# SET TASK
Transcribe the material in full, exactly as written.

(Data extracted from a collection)
::::::::::

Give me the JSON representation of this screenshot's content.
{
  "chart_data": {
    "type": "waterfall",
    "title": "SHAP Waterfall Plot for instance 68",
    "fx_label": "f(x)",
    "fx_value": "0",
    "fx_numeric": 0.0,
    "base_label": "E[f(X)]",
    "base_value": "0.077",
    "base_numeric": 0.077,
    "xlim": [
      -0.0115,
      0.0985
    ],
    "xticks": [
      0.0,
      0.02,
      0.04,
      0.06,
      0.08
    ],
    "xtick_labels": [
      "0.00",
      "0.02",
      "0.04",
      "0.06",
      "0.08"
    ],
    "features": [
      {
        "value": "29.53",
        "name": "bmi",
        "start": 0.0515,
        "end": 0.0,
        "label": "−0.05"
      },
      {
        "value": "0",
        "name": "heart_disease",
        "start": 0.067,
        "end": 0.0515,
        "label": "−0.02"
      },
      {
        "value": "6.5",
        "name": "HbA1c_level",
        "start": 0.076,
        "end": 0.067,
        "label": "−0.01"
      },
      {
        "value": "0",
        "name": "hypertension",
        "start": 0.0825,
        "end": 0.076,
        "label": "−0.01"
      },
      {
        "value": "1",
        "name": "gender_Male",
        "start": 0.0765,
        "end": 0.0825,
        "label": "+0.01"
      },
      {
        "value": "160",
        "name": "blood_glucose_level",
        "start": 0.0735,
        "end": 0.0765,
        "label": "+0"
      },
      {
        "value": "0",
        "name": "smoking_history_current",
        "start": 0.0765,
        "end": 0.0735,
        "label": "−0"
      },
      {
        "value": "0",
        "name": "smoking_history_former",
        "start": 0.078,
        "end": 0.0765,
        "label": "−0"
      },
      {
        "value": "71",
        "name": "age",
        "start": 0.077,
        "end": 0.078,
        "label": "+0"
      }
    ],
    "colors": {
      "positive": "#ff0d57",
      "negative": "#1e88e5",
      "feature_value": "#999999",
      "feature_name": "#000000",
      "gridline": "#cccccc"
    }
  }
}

::::::::::

# WRITTEN ANSWER
Give me the JSON representation of this screenshot's content.
{
  "chart_data": {
    "type": "waterfall",
    "title": "SHAP Waterfall Plot for instance 68",
    "fx_label": "f(x)",
    "fx_value": "0",
    "fx_numeric": 0.0,
    "base_label": "E[f(X)]",
    "base_value": "0.077",
    "base_numeric": 0.077,
    "xlim": [
      -0.0115,
      0.0985
    ],
    "xticks": [
      0.0,
      0.02,
      0.04,
      0.06,
      0.08
    ],
    "xtick_labels": [
      "0.00",
      "0.02",
      "0.04",
      "0.06",
      "0.08"
    ],
    "features": [
      {
        "value": "29.53",
        "name": "bmi",
        "start": 0.0515,
        "end": 0.0,
        "label": "−0.05"
      },
      {
        "value": "0",
        "name": "heart_disease",
        "start": 0.067,
        "end": 0.0515,
        "label": "−0.02"
      },
      {
        "value": "6.5",
        "name": "HbA1c_level",
        "start": 0.076,
        "end": 0.067,
        "label": "−0.01"
      },
      {
        "value": "0",
        "name": "hypertension",
        "start": 0.0825,
        "end": 0.076,
        "label": "−0.01"
      },
      {
        "value": "1",
        "name": "gender_Male",
        "start": 0.0765,
        "end": 0.0825,
        "label": "+0.01"
      },
      {
        "value": "160",
        "name": "blood_glucose_level",
        "start": 0.0735,
        "end": 0.0765,
        "label": "+0"
      },
      {
        "value": "0",
        "name": "smoking_history_current",
        "start": 0.0765,
        "end": 0.0735,
        "label": "−0"
      },
      {
        "value": "0",
        "name": "smoking_history_former",
        "start": 0.078,
        "end": 0.0765,
        "label": "−0"
      },
      {
        "value": "71",
        "name": "age",
        "start": 0.077,
        "end": 0.078,
        "label": "+0"
      }
    ],
    "colors": {
      "positive": "#ff0d57",
      "negative": "#1e88e5",
      "feature_value": "#999999",
      "feature_name": "#000000",
      "gridline": "#cccccc"
    }
  }
}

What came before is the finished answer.